### THE REQUEST
Skip the pictures. Copy all the rest of the records down exactly.

### DATASET RECORDS
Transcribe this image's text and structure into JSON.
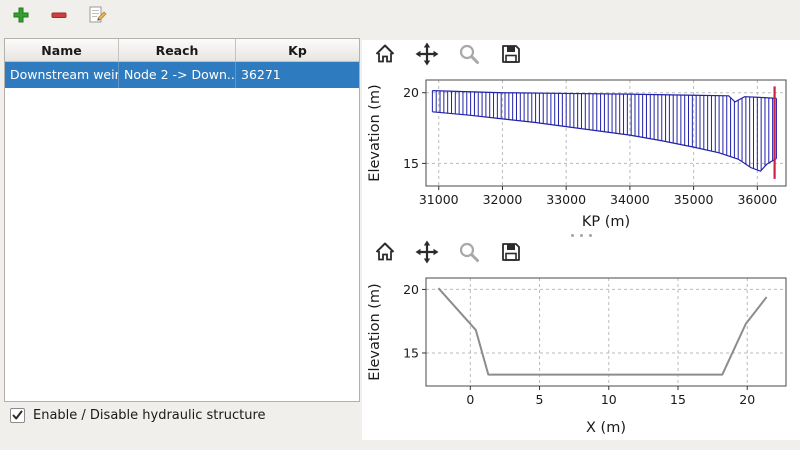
{
  "main_toolbar": {
    "buttons": [
      {
        "label": "add",
        "icon": "plus-icon"
      },
      {
        "label": "remove",
        "icon": "minus-icon"
      },
      {
        "label": "edit",
        "icon": "edit-icon"
      }
    ]
  },
  "table": {
    "columns": [
      "Name",
      "Reach",
      "Kp"
    ],
    "rows": [
      {
        "name": "Downstream weir",
        "reach": "Node 2 -> Down...",
        "kp": "36271",
        "selected": true
      }
    ]
  },
  "footer": {
    "checkbox_label": "Enable / Disable hydraulic structure",
    "checkbox_checked": true
  },
  "figure_toolbar": {
    "icons": [
      "home",
      "pan",
      "zoom",
      "save"
    ]
  },
  "colors": {
    "selection_blue": "#2e7bbf",
    "profile_blue": "#2222aa",
    "marker_red": "#cc2244",
    "section_gray": "#8c8c8c",
    "grid_gray": "#bbbbbb",
    "axis_dark": "#4a4a4a"
  },
  "chart_data": [
    {
      "type": "area",
      "name": "longitudinal-profile",
      "xlabel": "KP (m)",
      "ylabel": "Elevation (m)",
      "xlim": [
        30800,
        36450
      ],
      "ylim": [
        13.4,
        20.9
      ],
      "xticks": [
        31000,
        32000,
        33000,
        34000,
        35000,
        36000
      ],
      "yticks": [
        15,
        20
      ],
      "grid": true,
      "legend": false,
      "hatch_step": 60,
      "marker_x": 36271,
      "marker_y": [
        13.9,
        20.45
      ],
      "margins": {
        "l": 62,
        "r": 12,
        "t": 8,
        "b": 46
      },
      "series": [
        {
          "name": "top-elevation",
          "x": [
            30900,
            32000,
            33000,
            34000,
            35000,
            35550,
            35650,
            35800,
            36000,
            36300
          ],
          "y": [
            20.15,
            20.0,
            19.95,
            19.9,
            19.82,
            19.78,
            19.35,
            19.72,
            19.68,
            19.6
          ]
        },
        {
          "name": "bottom-elevation",
          "x": [
            30900,
            31500,
            32000,
            32500,
            33000,
            33500,
            34000,
            34500,
            35000,
            35400,
            35700,
            35900,
            36050,
            36150,
            36300
          ],
          "y": [
            18.65,
            18.4,
            18.15,
            17.9,
            17.6,
            17.3,
            17.0,
            16.6,
            16.15,
            15.75,
            15.3,
            14.7,
            14.45,
            14.95,
            15.35
          ]
        }
      ]
    },
    {
      "type": "line",
      "name": "cross-section",
      "xlabel": "X (m)",
      "ylabel": "Elevation (m)",
      "xlim": [
        -3.2,
        22.8
      ],
      "ylim": [
        12.4,
        20.9
      ],
      "xticks": [
        0,
        5,
        10,
        15,
        20
      ],
      "yticks": [
        15,
        20
      ],
      "grid": true,
      "legend": false,
      "margins": {
        "l": 62,
        "r": 12,
        "t": 8,
        "b": 52
      },
      "series": [
        {
          "name": "section-line",
          "x": [
            -2.3,
            0.4,
            1.3,
            18.2,
            19.9,
            21.4
          ],
          "y": [
            20.1,
            16.8,
            13.3,
            13.3,
            17.3,
            19.4
          ]
        }
      ]
    }
  ]
}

### RESPONSE
Transcribe this image's text and structure into JSON.
{
  "main_toolbar": {
    "buttons": [
      {
        "label": "add",
        "icon": "plus-icon"
      },
      {
        "label": "remove",
        "icon": "minus-icon"
      },
      {
        "label": "edit",
        "icon": "edit-icon"
      }
    ]
  },
  "table": {
    "columns": [
      "Name",
      "Reach",
      "Kp"
    ],
    "rows": [
      {
        "name": "Downstream weir",
        "reach": "Node 2 -> Down...",
        "kp": "36271",
        "selected": true
      }
    ]
  },
  "footer": {
    "checkbox_label": "Enable / Disable hydraulic structure",
    "checkbox_checked": true
  },
  "figure_toolbar": {
    "icons": [
      "home",
      "pan",
      "zoom",
      "save"
    ]
  },
  "colors": {
    "selection_blue": "#2e7bbf",
    "profile_blue": "#2222aa",
    "marker_red": "#cc2244",
    "section_gray": "#8c8c8c",
    "grid_gray": "#bbbbbb",
    "axis_dark": "#4a4a4a"
  },
  "chart_data": [
    {
      "type": "area",
      "name": "longitudinal-profile",
      "xlabel": "KP (m)",
      "ylabel": "Elevation (m)",
      "xlim": [
        30800,
        36450
      ],
      "ylim": [
        13.4,
        20.9
      ],
      "xticks": [
        31000,
        32000,
        33000,
        34000,
        35000,
        36000
      ],
      "yticks": [
        15,
        20
      ],
      "grid": true,
      "legend": false,
      "hatch_step": 60,
      "marker_x": 36271,
      "marker_y": [
        13.9,
        20.45
      ],
      "margins": {
        "l": 62,
        "r": 12,
        "t": 8,
        "b": 46
      },
      "series": [
        {
          "name": "top-elevation",
          "x": [
            30900,
            32000,
            33000,
            34000,
            35000,
            35550,
            35650,
            35800,
            36000,
            36300
          ],
          "y": [
            20.15,
            20.0,
            19.95,
            19.9,
            19.82,
            19.78,
            19.35,
            19.72,
            19.68,
            19.6
          ]
        },
        {
          "name": "bottom-elevation",
          "x": [
            30900,
            31500,
            32000,
            32500,
            33000,
            33500,
            34000,
            34500,
            35000,
            35400,
            35700,
            35900,
            36050,
            36150,
            36300
          ],
          "y": [
            18.65,
            18.4,
            18.15,
            17.9,
            17.6,
            17.3,
            17.0,
            16.6,
            16.15,
            15.75,
            15.3,
            14.7,
            14.45,
            14.95,
            15.35
          ]
        }
      ]
    },
    {
      "type": "line",
      "name": "cross-section",
      "xlabel": "X (m)",
      "ylabel": "Elevation (m)",
      "xlim": [
        -3.2,
        22.8
      ],
      "ylim": [
        12.4,
        20.9
      ],
      "xticks": [
        0,
        5,
        10,
        15,
        20
      ],
      "yticks": [
        15,
        20
      ],
      "grid": true,
      "legend": false,
      "margins": {
        "l": 62,
        "r": 12,
        "t": 8,
        "b": 52
      },
      "series": [
        {
          "name": "section-line",
          "x": [
            -2.3,
            0.4,
            1.3,
            18.2,
            19.9,
            21.4
          ],
          "y": [
            20.1,
            16.8,
            13.3,
            13.3,
            17.3,
            19.4
          ]
        }
      ]
    }
  ]
}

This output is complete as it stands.